> WORK TO COMPLETE:
1 > In the forum thread about getting a DVD player to work after upgrading to Windows 10, what step does diyorpay give right after deleting the DVD player in device manager?
2 > Write a continuation of the forum thread about getting a DVD player to work after upgrading to Windows 10, picking up after its final post.

## BEGIN PASSAGE SHOWN

Another vote for VLC! After upgrading to 10 I had similar problems getting it to work, finally figured out what you posted here.


----------



## diyorpay (Sep 21, 2010)

As a computer administrator, get to device manager thru menu or Control Panel.
Find DVD player and delete it.
Reboot.
Win10 will reinstall player in device list and may find proper drivers. Otherwise will reinstall itself with old drivers.


----------



## BigJim (Sep 2, 2008)

diyorpay said:


> As a computer administrator, get to device manager thru menu or Control Panel.
> Find DVD player and delete it.
> Reboot.
> Win10 will reinstall player in device list and may find proper drivers. Otherwise will reinstall itself with old drivers.


I will give this a try and let you know. Thanks.


----------



## BigJim (Sep 2, 2008)

diyorpay, that worked, I appreciate your information.

## END PASSAGE SHOWN
## BEGIN DATA

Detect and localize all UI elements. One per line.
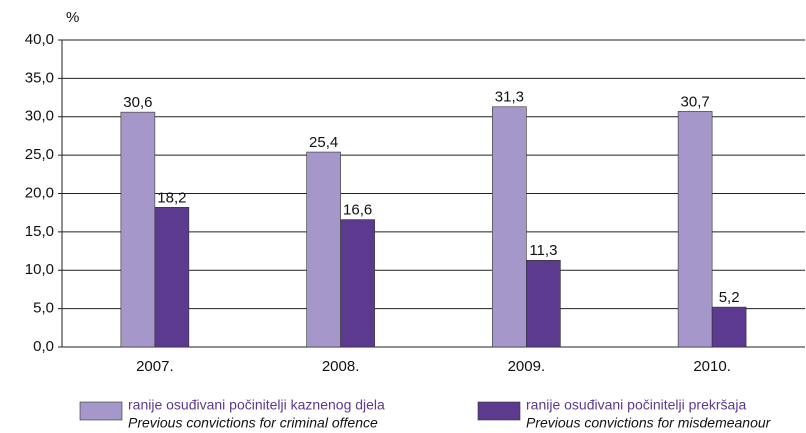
y-tick-label: 25,0 bbox=[25, 146, 54, 163]
x-tick-label: 2008. bbox=[322, 358, 360, 375]
bar bbox=[526, 259, 561, 348]
legend-label: ranije osuđivani počinitelji kaznenog dj… bbox=[128, 397, 385, 413]
bar bbox=[120, 111, 156, 348]
value-label: 30,6 bbox=[123, 94, 152, 111]
y-tick-label: 35,0 bbox=[25, 69, 54, 86]
bar bbox=[711, 306, 747, 348]
y-tick-label: 10,0 bbox=[25, 261, 54, 278]
y-tick-label: 5,0 bbox=[33, 300, 54, 317]
bar bbox=[154, 207, 190, 348]
y-tick-label: 15,0 bbox=[25, 223, 54, 240]
x-tick-label: 2010. bbox=[693, 358, 731, 375]
value-label: 16,6 bbox=[343, 202, 372, 219]
legend-swatch bbox=[79, 401, 123, 421]
bar bbox=[492, 106, 527, 348]
legend-swatch bbox=[477, 401, 521, 421]
legend-label: ranije osuđivani počinitelji prekršaja bbox=[526, 397, 746, 413]
y-axis-label: % bbox=[66, 9, 79, 26]
y-tick-label: 0,0 bbox=[33, 338, 54, 355]
y-tick-label: 20,0 bbox=[25, 184, 54, 201]
value-label: 5,2 bbox=[719, 289, 740, 306]
bar bbox=[306, 151, 341, 348]
bar bbox=[677, 111, 713, 348]
value-label: 25,4 bbox=[309, 134, 338, 151]
value-label: 18,2 bbox=[157, 189, 186, 206]
value-label: 30,7 bbox=[681, 93, 710, 110]
x-tick-label: 2007. bbox=[136, 358, 174, 375]
legend-label-en: Previous convictions for misdemeanour bbox=[526, 415, 772, 431]
bar bbox=[340, 219, 375, 348]
y-tick-label: 40,0 bbox=[25, 31, 54, 48]
value-label: 11,3 bbox=[529, 242, 557, 259]
y-tick-label: 30,0 bbox=[25, 108, 54, 125]
value-label: 31,3 bbox=[495, 89, 524, 106]
x-tick-label: 2009. bbox=[508, 358, 546, 375]
legend-label-en: Previous convictions for criminal offenc… bbox=[128, 415, 378, 431]
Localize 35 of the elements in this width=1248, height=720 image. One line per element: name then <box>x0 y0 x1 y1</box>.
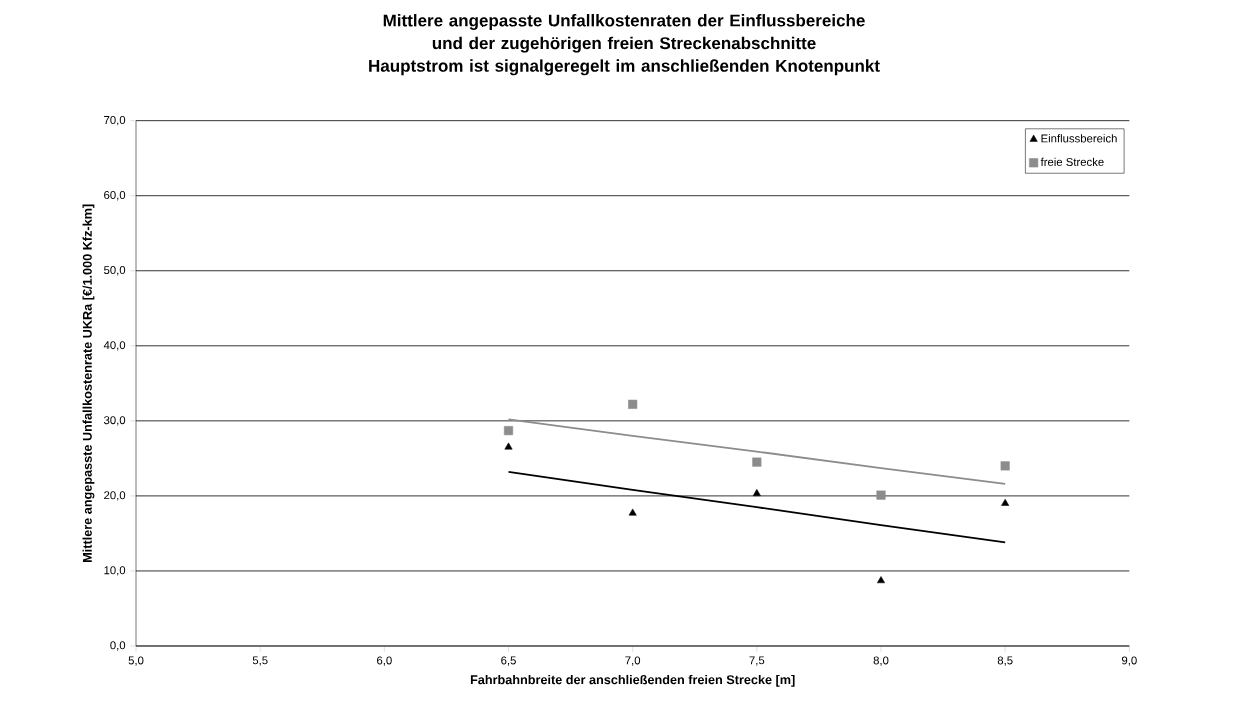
x-tick-label: 8,5 <box>997 656 1013 666</box>
y-tick-label: 40,0 <box>103 341 126 351</box>
x-tick-label: 7,5 <box>749 656 765 666</box>
x-tick-label: 6,5 <box>501 656 516 666</box>
point <box>1000 461 1010 471</box>
y-tick-label: 10,0 <box>104 566 126 576</box>
point <box>876 490 886 500</box>
x-tick-label: 8,0 <box>873 656 889 666</box>
point <box>628 508 637 516</box>
legend-label: Einflussbereich <box>1041 134 1117 143</box>
y-tick-label: 60,0 <box>104 191 126 201</box>
x-tick-label: 6,0 <box>377 656 392 666</box>
point <box>752 489 761 497</box>
point <box>504 442 513 450</box>
point <box>503 426 514 436</box>
x-tick-label: 5,0 <box>128 656 144 666</box>
y-tick-label: 30,0 <box>103 416 126 426</box>
x-tick-label: 7,0 <box>625 656 641 666</box>
y-axis-title: Mittlere angepasste Unfallkostenrate UKRa [€/1.000 Kfz-km] <box>82 204 95 562</box>
x-tick-label: 5,5 <box>252 656 268 666</box>
point <box>877 576 885 584</box>
chart-subtitle: Hauptstrom ist signalgeregelt im anschließenden Knotenpunkt <box>369 59 880 76</box>
point <box>752 457 762 467</box>
legend-label: freie Strecke <box>1040 157 1104 166</box>
y-tick-label: 20,0 <box>104 491 126 501</box>
line-series <box>507 470 1007 544</box>
x-axis-title: Fahrbahnbreite der anschließenden freien Strecke [m] <box>470 674 795 687</box>
line-series <box>507 418 1007 485</box>
y-tick-label: 70,0 <box>104 115 126 126</box>
chart-title: Mittlere angepasste Unfallkostenraten der Einflussbereiche und der zugehörigen freien Streckenabschnitte <box>383 14 865 53</box>
y-tick-label: 50,0 <box>104 266 126 276</box>
y-tick-label: 0,0 <box>110 641 126 651</box>
x-tick-label: 9,0 <box>1121 656 1137 666</box>
point <box>1001 498 1010 506</box>
point <box>628 399 638 409</box>
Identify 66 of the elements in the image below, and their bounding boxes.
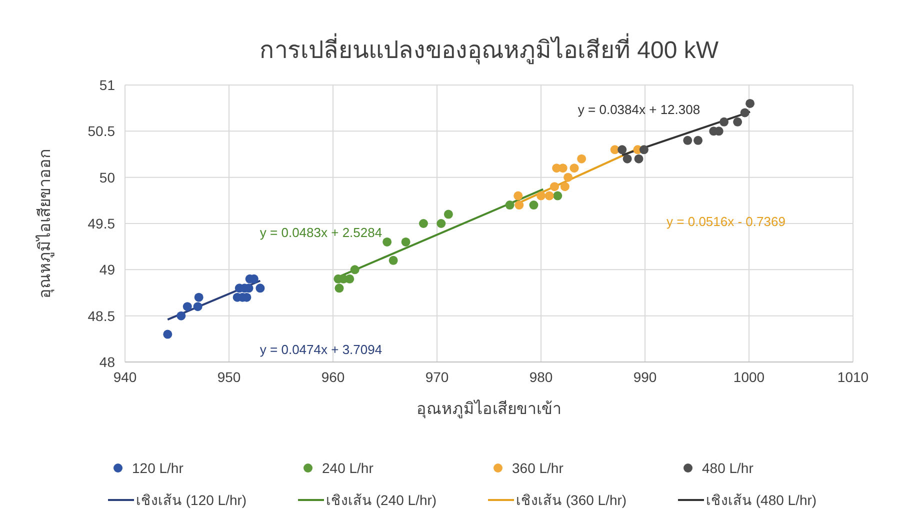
point (560, 182, 570, 192)
point (418, 219, 428, 228)
point (746, 98, 755, 108)
x-tick-label: 970 (425, 369, 449, 385)
point (536, 191, 546, 200)
point (382, 237, 392, 246)
legend-label: 480 L/hr (702, 460, 754, 476)
chart-title: การเปลี่ยนแปลงของอุณหภูมิไอเสียที่ 400 kW (259, 33, 719, 65)
point (388, 256, 398, 265)
y-tick-label: 51 (99, 77, 116, 93)
annotation: y = 0.0474x + 3.7094 (260, 342, 382, 357)
point (694, 136, 703, 145)
x-axis-title: อุณหภูมิไอเสียขาเข้า (416, 399, 562, 419)
point (577, 154, 586, 164)
legend-label: เชิงเส้น (120 L/hr) (136, 492, 247, 508)
legend-label: เชิงเส้น (360 L/hr) (516, 492, 627, 508)
annotation: y = 0.0384x + 12.308 (578, 102, 700, 117)
point (505, 200, 514, 210)
point (564, 172, 573, 182)
x-tick-label: 960 (321, 369, 345, 385)
legend-label: เชิงเส้น (240 L/hr) (326, 492, 437, 508)
x-tick-label: 980 (529, 369, 553, 385)
legend-label: เชิงเส้น (480 L/hr) (706, 492, 817, 508)
point (444, 210, 453, 219)
point (176, 311, 186, 320)
point (683, 136, 692, 145)
point (163, 330, 172, 339)
point (194, 292, 204, 302)
y-tick-label: 49.5 (88, 216, 116, 232)
point (544, 191, 554, 200)
point (182, 302, 192, 312)
point (350, 265, 360, 274)
point (618, 145, 627, 154)
x-tick-label: 950 (217, 369, 241, 385)
point (514, 200, 524, 210)
point (740, 108, 750, 118)
legend-label: 360 L/hr (512, 460, 564, 476)
point (193, 302, 202, 312)
x-tick-label: 1000 (733, 369, 765, 385)
point (720, 117, 729, 126)
y-tick-label: 50.5 (88, 123, 116, 140)
point (639, 145, 648, 154)
point (256, 284, 265, 293)
point (436, 219, 446, 228)
point (634, 154, 644, 164)
point (514, 191, 523, 200)
point (553, 191, 562, 200)
y-tick-label: 49 (99, 262, 116, 278)
x-tick-label: 1010 (837, 369, 869, 385)
legend-label: 120 L/hr (132, 460, 184, 476)
point (529, 200, 538, 210)
y-axis-title: อุณหภูมิไอเสียขาออก (35, 148, 55, 298)
point (550, 182, 560, 192)
point (733, 117, 742, 126)
y-tick-label: 48.5 (88, 308, 116, 324)
y-tick-label: 50 (99, 169, 116, 186)
point (570, 164, 579, 173)
point (334, 284, 344, 293)
legend-label: 240 L/hr (322, 460, 374, 476)
x-tick-label: 990 (633, 369, 657, 385)
x-tick-label: 940 (113, 369, 137, 385)
point (401, 237, 410, 246)
point (622, 154, 632, 164)
annotation: y = 0.0483x + 2.5284 (260, 225, 382, 240)
annotation: y = 0.0516x - 0.7369 (666, 214, 786, 229)
y-tick-label: 48 (99, 354, 116, 370)
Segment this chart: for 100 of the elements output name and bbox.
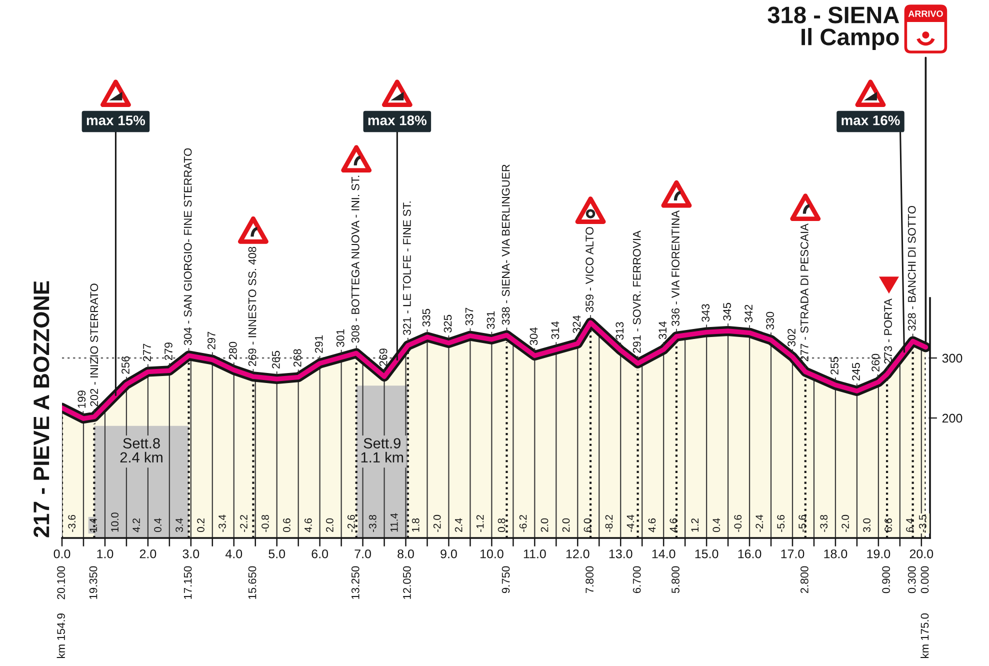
data-label: 255 xyxy=(830,356,838,374)
data-label: 343 xyxy=(702,304,710,322)
text: km 154.9 xyxy=(56,614,65,658)
annotation: max 15% xyxy=(86,115,146,126)
annotation: 10.0 xyxy=(111,512,119,532)
annotation: 2.0 xyxy=(326,518,334,532)
text: ARRIVO xyxy=(908,10,943,17)
data-label: 336 - VIA FIORENTINA xyxy=(672,210,680,326)
x2-tick-label: 20.100 xyxy=(57,566,65,600)
x2-tick-label: 19.350 xyxy=(89,566,98,599)
annotation: -4.4 xyxy=(626,514,634,532)
data-label: 269 - INNESTO SS. 408 xyxy=(248,246,256,366)
data-label: 277 - STRADA DI PESCAIA xyxy=(800,224,808,362)
x-tick-label: 11.0 xyxy=(524,549,546,558)
annotation: max 16% xyxy=(842,115,900,126)
annotation: -3.5 xyxy=(918,514,926,532)
data-label: 313 xyxy=(616,322,624,340)
x2-tick-label: 0.000 xyxy=(920,566,929,594)
annotation: 0.4 xyxy=(154,518,162,532)
annotation: -3.8 xyxy=(820,514,828,532)
x-tick-label: 18.0 xyxy=(824,549,848,558)
data-label: 338 - SIENA- VIA BERLINGUER xyxy=(502,164,510,325)
data-label: 202 - INIZIO STERRATO xyxy=(90,284,98,406)
annotation: -3.8 xyxy=(368,514,376,532)
data-label: 297 xyxy=(208,332,216,350)
data-label: 328 - BANCHI DI SOTTO xyxy=(908,206,916,331)
data-label: 314 xyxy=(658,321,667,340)
annotation: -6.2 xyxy=(519,515,527,532)
x-tick-label: 13.0 xyxy=(609,549,632,558)
x-tick-label: 12.0 xyxy=(566,549,590,558)
annotation: 1.2 xyxy=(691,518,699,532)
data-label: 245 xyxy=(852,362,860,380)
x-tick-label: 20.0 xyxy=(910,549,934,558)
x2-tick-label: 2.800 xyxy=(800,566,808,594)
annotation: -3.6 xyxy=(68,514,76,532)
x-tick-label: 17.0 xyxy=(781,549,804,558)
x-tick-label: 3.0 xyxy=(182,549,200,558)
annotation: 4.6 xyxy=(304,518,312,532)
band-label: Sett.9 1.1 km xyxy=(361,438,404,462)
annotation: -0.6 xyxy=(734,514,742,532)
annotation: 6.0 xyxy=(584,518,592,532)
annotation: -8.2 xyxy=(605,515,613,532)
data-label: 217 - PIEVE A BOZZONE xyxy=(34,281,50,538)
data-label: 325 xyxy=(444,314,452,333)
annotation: 0.2 xyxy=(197,518,204,532)
data-label: 345 xyxy=(723,302,732,321)
data-label: 291 - SOVR. FERROVIA xyxy=(632,230,641,353)
data-label: 277 xyxy=(143,344,151,362)
x2-tick-label: 13.250 xyxy=(351,566,360,599)
x-tick-label: 5.0 xyxy=(268,549,286,558)
x-tick-label: 8.0 xyxy=(398,549,414,558)
data-label: 304 xyxy=(530,327,538,346)
data-label: 304 - SAN GIORGIO- FINE STERRATO xyxy=(184,148,192,346)
annotation: -5.6 xyxy=(777,514,785,532)
x2-tick-label: 0.900 xyxy=(882,566,890,594)
x-tick-label: 16.0 xyxy=(738,549,762,558)
data-label: 314 xyxy=(551,321,560,340)
annotation: -2.4 xyxy=(756,514,763,532)
data-label: 335 xyxy=(422,308,430,327)
annotation: 6.4 xyxy=(906,518,914,532)
data-label: 260 xyxy=(872,354,880,372)
annotation: 3.4 xyxy=(176,518,183,532)
band-label: Sett.8 2.4 km xyxy=(120,438,162,462)
x2-tick-label: 6.700 xyxy=(632,566,641,594)
data-label: 308 - BOTTEGA NUOVA - INI. ST. xyxy=(351,176,360,343)
data-label: 279 xyxy=(164,342,172,360)
annotation: 3.0 xyxy=(863,518,870,532)
x-tick-label: 7.0 xyxy=(354,549,371,558)
annotation: 0.6 xyxy=(283,518,290,532)
x-tick-label: 4.0 xyxy=(225,549,242,558)
data-label: 331 xyxy=(486,311,495,329)
x-tick-label: 15.0 xyxy=(695,549,718,558)
data-label: 256 xyxy=(122,356,130,374)
annotation: -1.2 xyxy=(476,515,484,532)
annotation: max 18% xyxy=(368,115,427,126)
annotation: -2.0 xyxy=(433,514,441,532)
x-tick-label: 10.0 xyxy=(480,549,504,558)
x-tick-label: 9.0 xyxy=(440,549,457,558)
data-label: 342 xyxy=(744,304,753,322)
text: km 175.0 xyxy=(920,613,929,658)
x-tick-label: 1.0 xyxy=(97,549,114,558)
annotation: 4.2 xyxy=(132,518,140,532)
data-label: 321 - LE TOLFE - FINE ST. xyxy=(403,202,411,335)
data-label: 291 xyxy=(314,335,323,353)
x2-tick-label: 17.150 xyxy=(184,566,192,599)
annotation: -2.2 xyxy=(240,515,248,532)
data-label: 337 xyxy=(465,308,474,326)
annotation: 1.4 xyxy=(90,518,97,532)
y-tick-label: 300 xyxy=(942,354,962,363)
x2-tick-label: 15.650 xyxy=(248,566,256,599)
annotation: 2.4 xyxy=(454,518,462,532)
data-label: 302 xyxy=(788,328,796,346)
annotation: -2.6 xyxy=(347,514,355,532)
data-label: 268 xyxy=(293,349,302,367)
annotation: 11.4 xyxy=(390,513,398,532)
x-tick-label: 0.0 xyxy=(54,549,70,558)
x2-tick-label: 12.050 xyxy=(403,566,411,599)
data-label: 359 - VICO ALTO xyxy=(586,227,594,312)
data-label: 280 xyxy=(228,342,237,360)
annotation: 4.6 xyxy=(648,518,656,532)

## END DATA

> ANSWERS BELOW:
1 > Reboot.

2 >
----------



## Kemper100 (Sep 16, 2017)

PPBART said:


> Another vote for VLC! After upgrading to 10 I had similar problems getting it to work, finally figured out what you posted here.


I use to love VLC until about a year ago then it started playing everything at a audio higher pitch sounding like Alvin and the Chipmunks, the video is normal speed but the audio pitch is higher.


----------



## huesmann (Aug 18, 2011)

If video is normal speed and audio is faster then video and sound must get out of sync. Does it?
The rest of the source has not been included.